• _Given exercise_
Lines containing the word "количестве" are to be located and copied.

• _Data supplied_
——————————

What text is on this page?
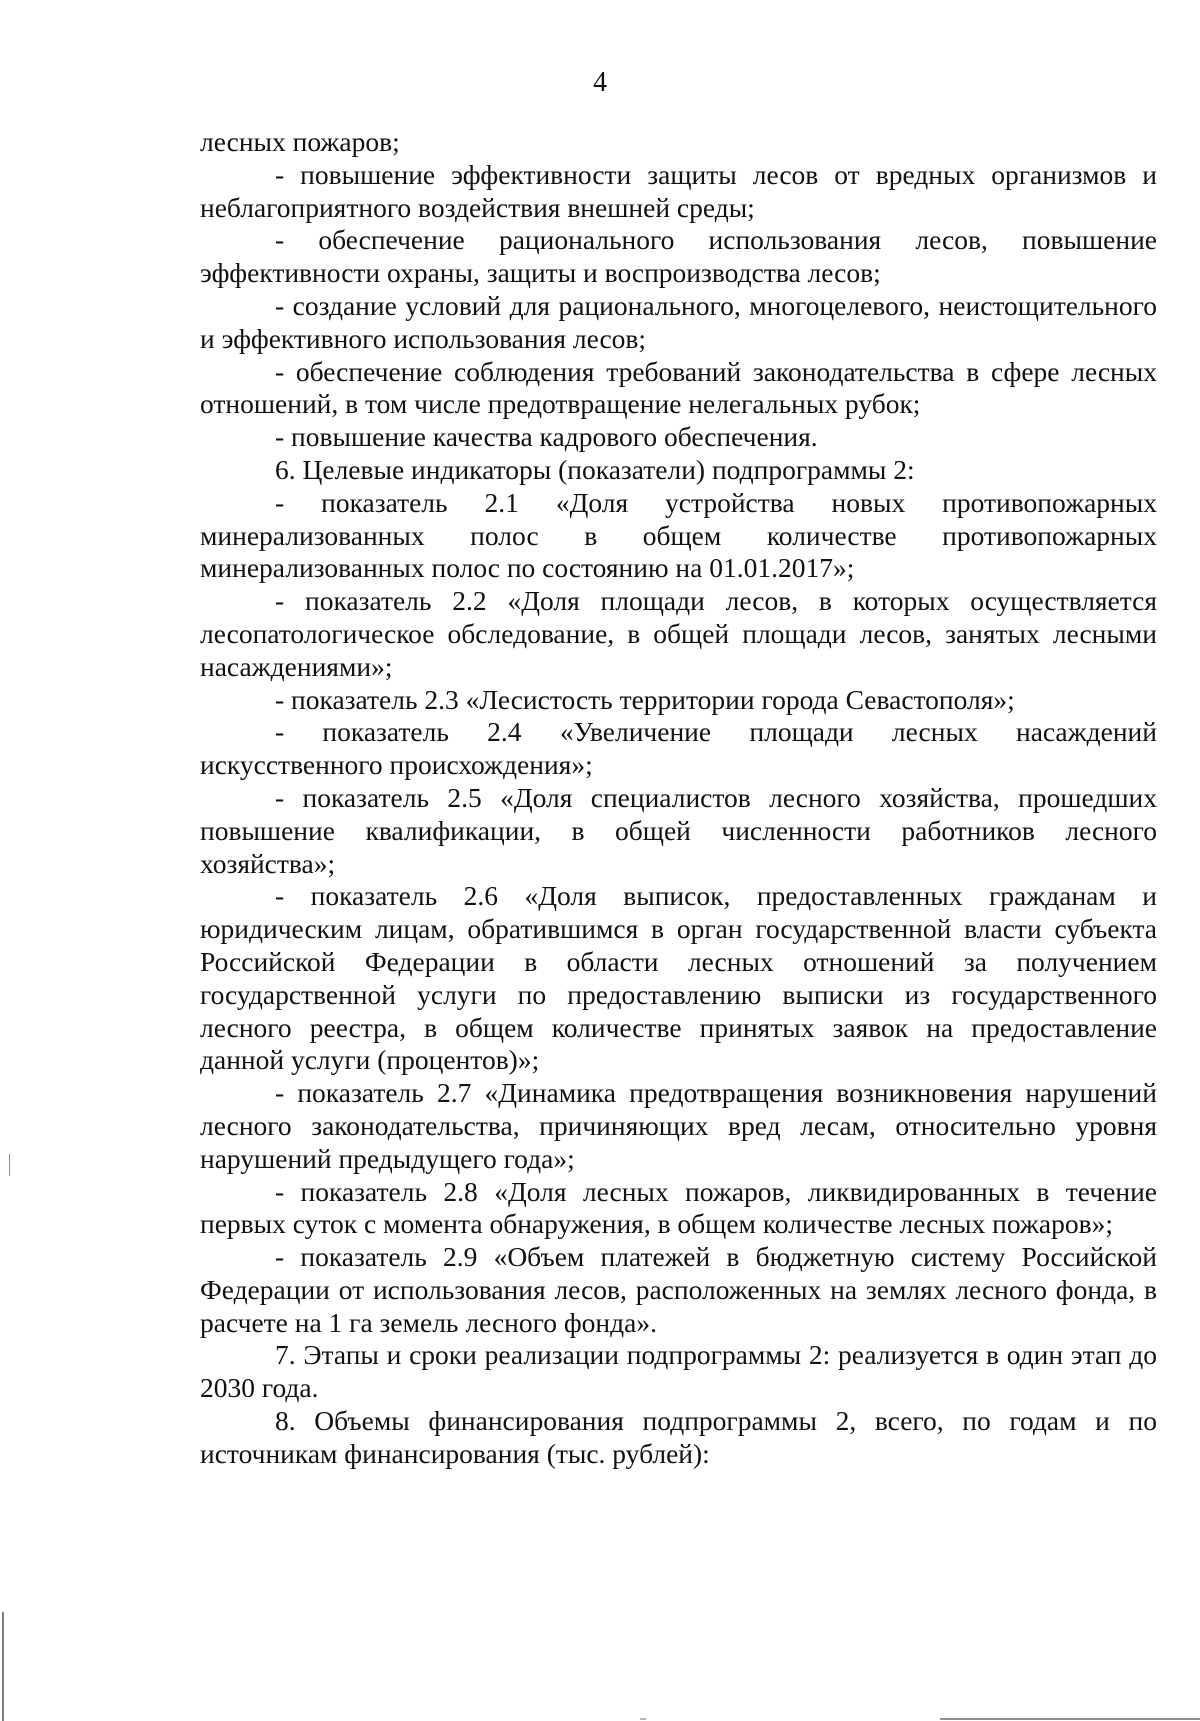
4

лесных пожаров;

- повышение эффективности защиты лесов от вредных организмов и неблагоприятного воздействия внешней среды;

- обеспечение рационального использования лесов, повышение эффективности охраны, защиты и воспроизводства лесов;

- создание условий для рационального, многоцелевого, неистощительного и эффективного использования лесов;

- обеспечение соблюдения требований законодательства в сфере лесных отношений, в том числе предотвращение нелегальных рубок;

- повышение качества кадрового обеспечения.

6. Целевые индикаторы (показатели) подпрограммы 2:

- показатель 2.1 «Доля устройства новых противопожарных минерализованных полос в общем количестве противопожарных минерализованных полос по состоянию на 01.01.2017»;

- показатель 2.2 «Доля площади лесов, в которых осуществляется лесопатологическое обследование, в общей площади лесов, занятых лесными насаждениями»;

- показатель 2.3 «Лесистость территории города Севастополя»;

- показатель 2.4 «Увеличение площади лесных насаждений искусственного происхождения»;

- показатель 2.5 «Доля специалистов лесного хозяйства, прошедших повышение квалификации, в общей численности работников лесного хозяйства»;

- показатель 2.6 «Доля выписок, предоставленных гражданам и юридическим лицам, обратившимся в орган государственной власти субъекта Российской Федерации в области лесных отношений за получением государственной услуги по предоставлению выписки из государственного лесного реестра, в общем количестве принятых заявок на предоставление данной услуги (процентов)»;

- показатель 2.7 «Динамика предотвращения возникновения нарушений лесного законодательства, причиняющих вред лесам, относительно уровня нарушений предыдущего года»;

- показатель 2.8 «Доля лесных пожаров, ликвидированных в течение первых суток с момента обнаружения, в общем количестве лесных пожаров»;

- показатель 2.9 «Объем платежей в бюджетную систему Российской Федерации от использования лесов, расположенных на землях лесного фонда, в расчете на 1 га земель лесного фонда».

7. Этапы и сроки реализации подпрограммы 2: реализуется в один этап до 2030 года.

8. Объемы финансирования подпрограммы 2, всего, по годам и по источникам финансирования (тыс. рублей):
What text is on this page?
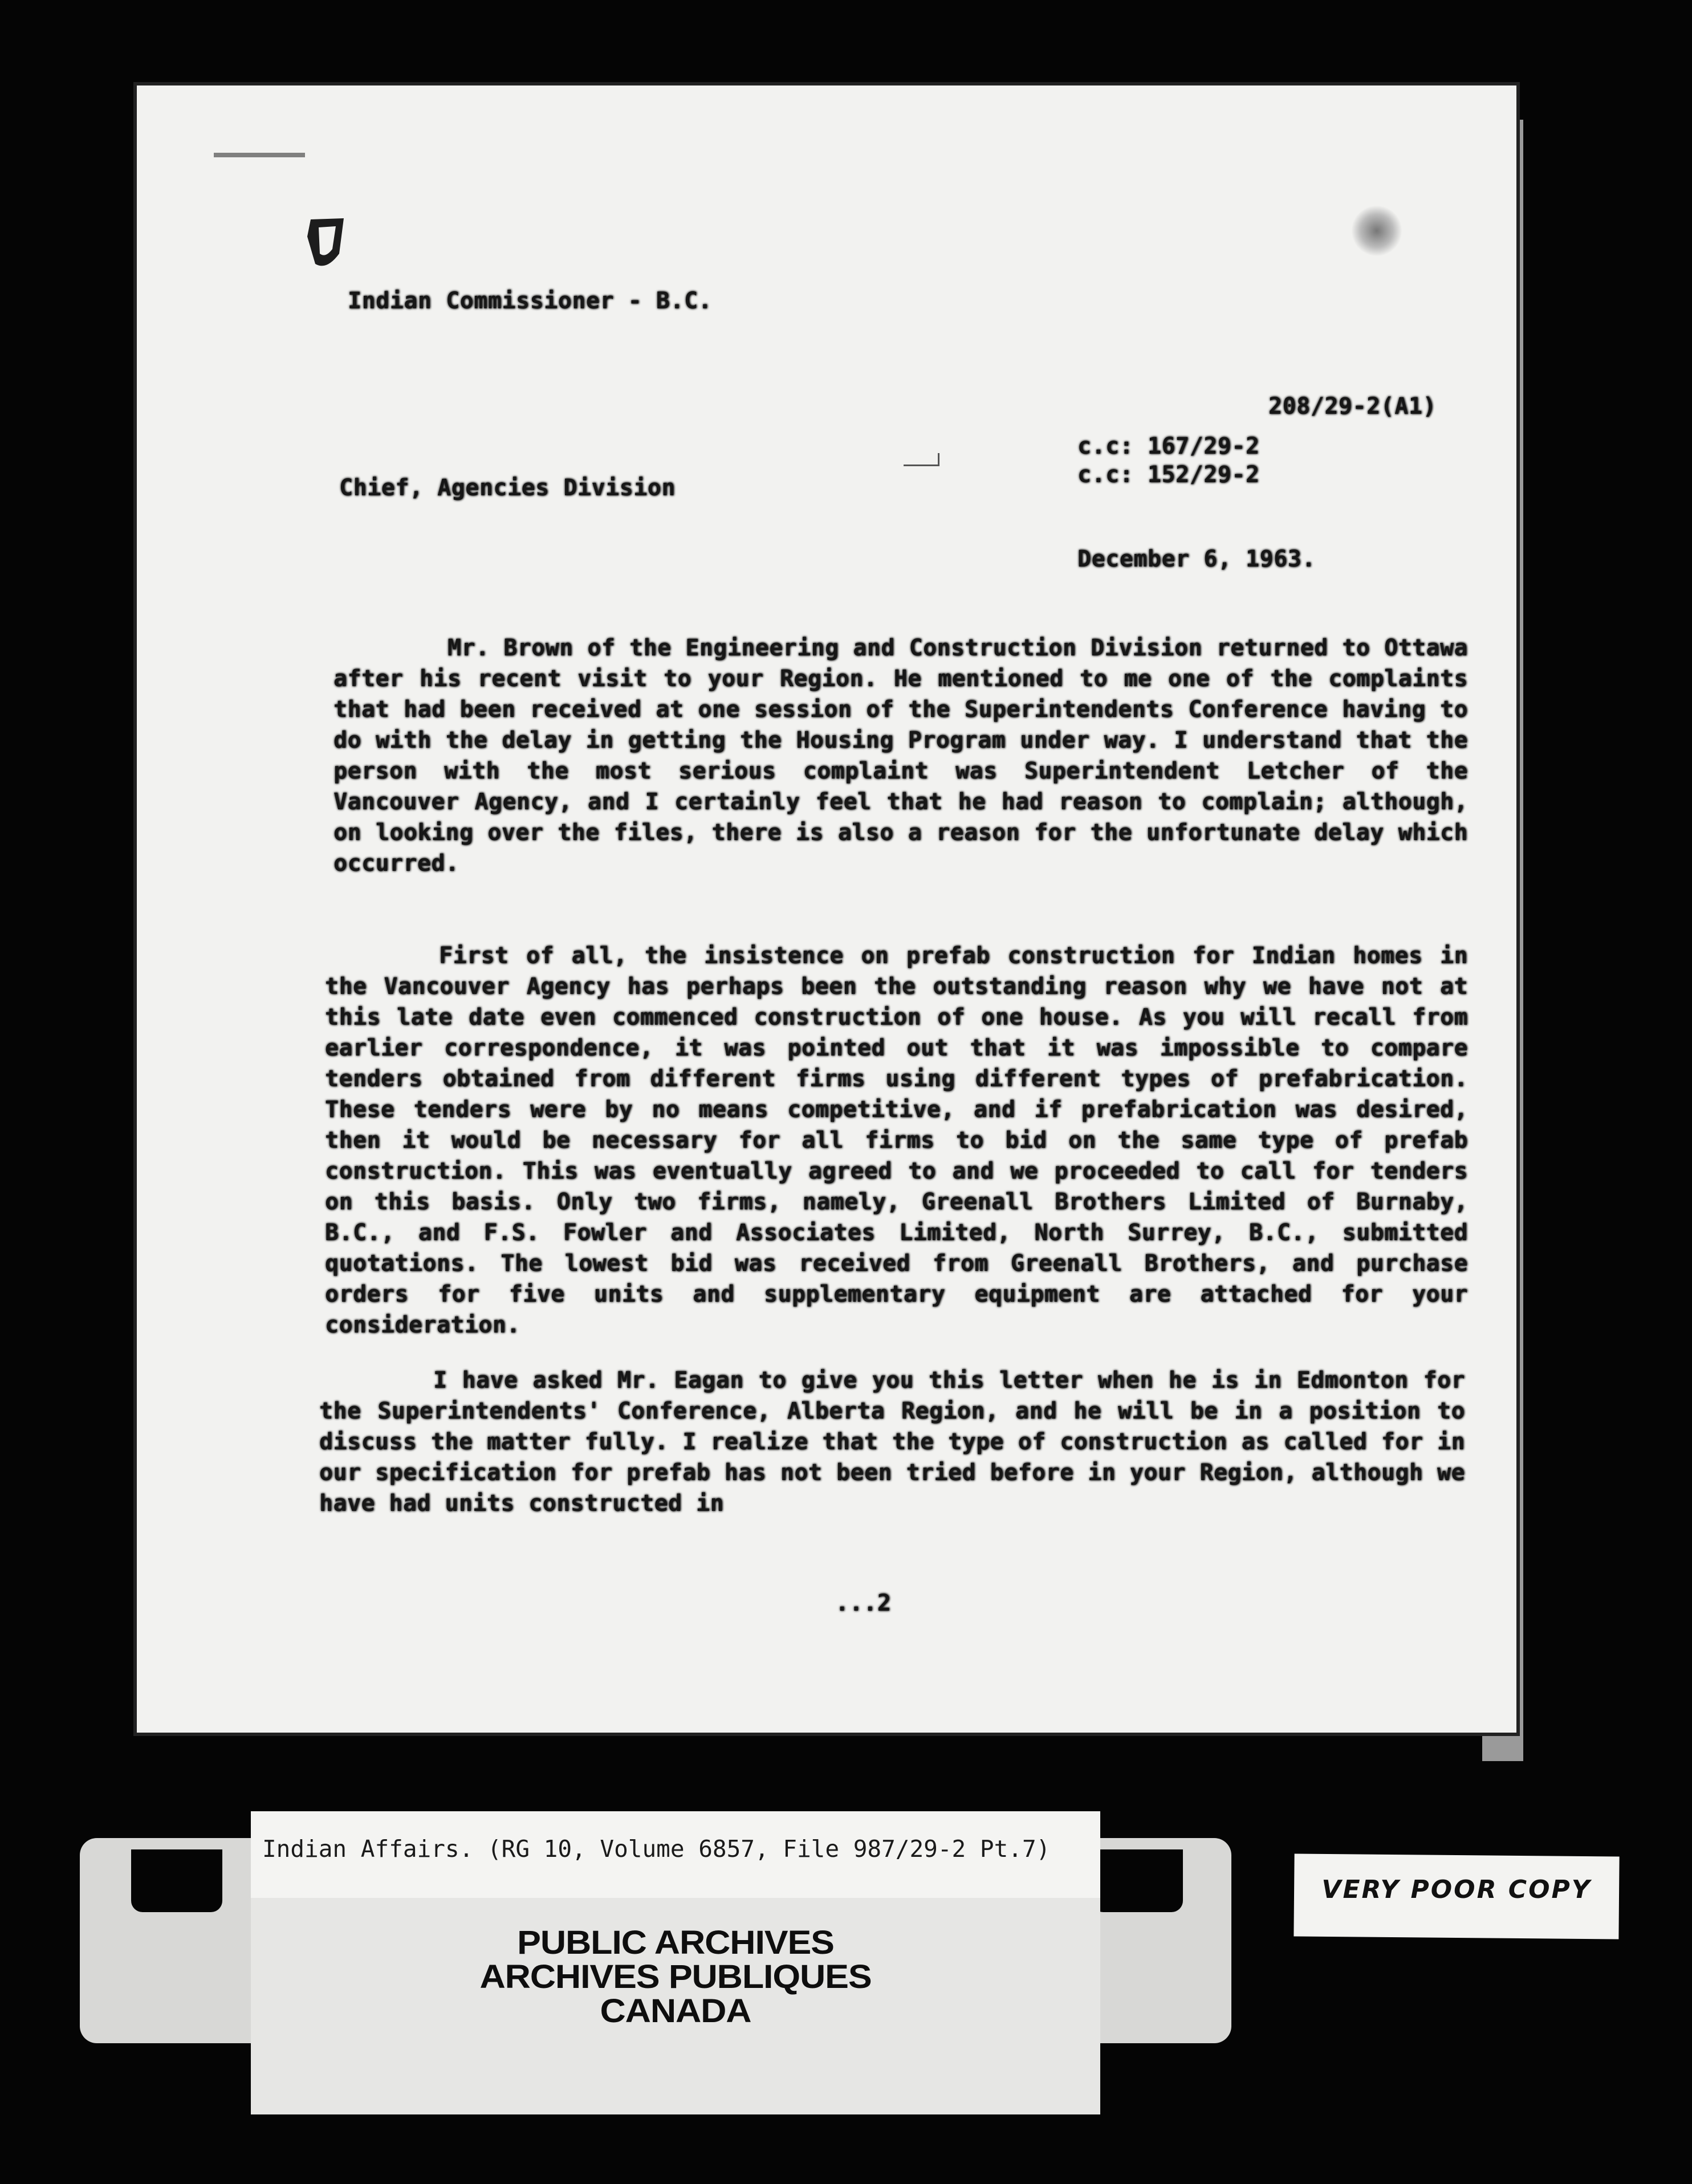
Indian Commissioner - B.C.
208/29-2(A1)
c.c: 167/29-2
c.c: 152/29-2
Chief, Agencies Division
December 6, 1963.
Mr. Brown of the Engineering and Construction Division returned to Ottawa after his recent visit to your Region. He mentioned to me one of the complaints that had been received at one session of the Superintendents Conference having to do with the delay in getting the Housing Program under way. I understand that the person with the most serious complaint was Superintendent Letcher of the Vancouver Agency, and I certainly feel that he had reason to complain; although, on looking over the files, there is also a reason for the unfortunate delay which occurred.
First of all, the insistence on prefab construction for Indian homes in the Vancouver Agency has perhaps been the outstanding reason why we have not at this late date even commenced construction of one house. As you will recall from earlier correspondence, it was pointed out that it was impossible to compare tenders obtained from different firms using different types of prefabrication. These tenders were by no means competitive, and if prefabrication was desired, then it would be necessary for all firms to bid on the same type of prefab construction. This was eventually agreed to and we proceeded to call for tenders on this basis. Only two firms, namely, Greenall Brothers Limited of Burnaby, B.C., and F.S. Fowler and Associates Limited, North Surrey, B.C., submitted quotations. The lowest bid was received from Greenall Brothers, and purchase orders for five units and supplementary equipment are attached for your consideration.
I have asked Mr. Eagan to give you this letter when he is in Edmonton for the Superintendents' Conference, Alberta Region, and he will be in a position to discuss the matter fully. I realize that the type of construction as called for in our specification for prefab has not been tried before in your Region, although we have had units constructed in
...2
Indian Affairs. (RG 10, Volume 6857, File 987/29-2 Pt.7)
PUBLIC ARCHIVES
ARCHIVES PUBLIQUES
CANADA
VERY POOR COPY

——————————

• _Answer to this exercise_
- показатель 2.1 «Доля устройства новых противопожарных минерализованных полос в общем количестве противопожарных минерализованных полос по состоянию на 01.01.2017»;
- показатель 2.6 «Доля выписок, предоставленных гражданам и юридическим лицам, обратившимся в орган государственной власти субъекта Российской Федерации в области лесных отношений за получением государственной услуги по предоставлению выписки из государственного лесного реестра, в общем количестве принятых заявок на предоставление данной услуги (процентов)»;
- показатель 2.8 «Доля лесных пожаров, ликвидированных в течение первых суток с момента обнаружения, в общем количестве лесных пожаров»;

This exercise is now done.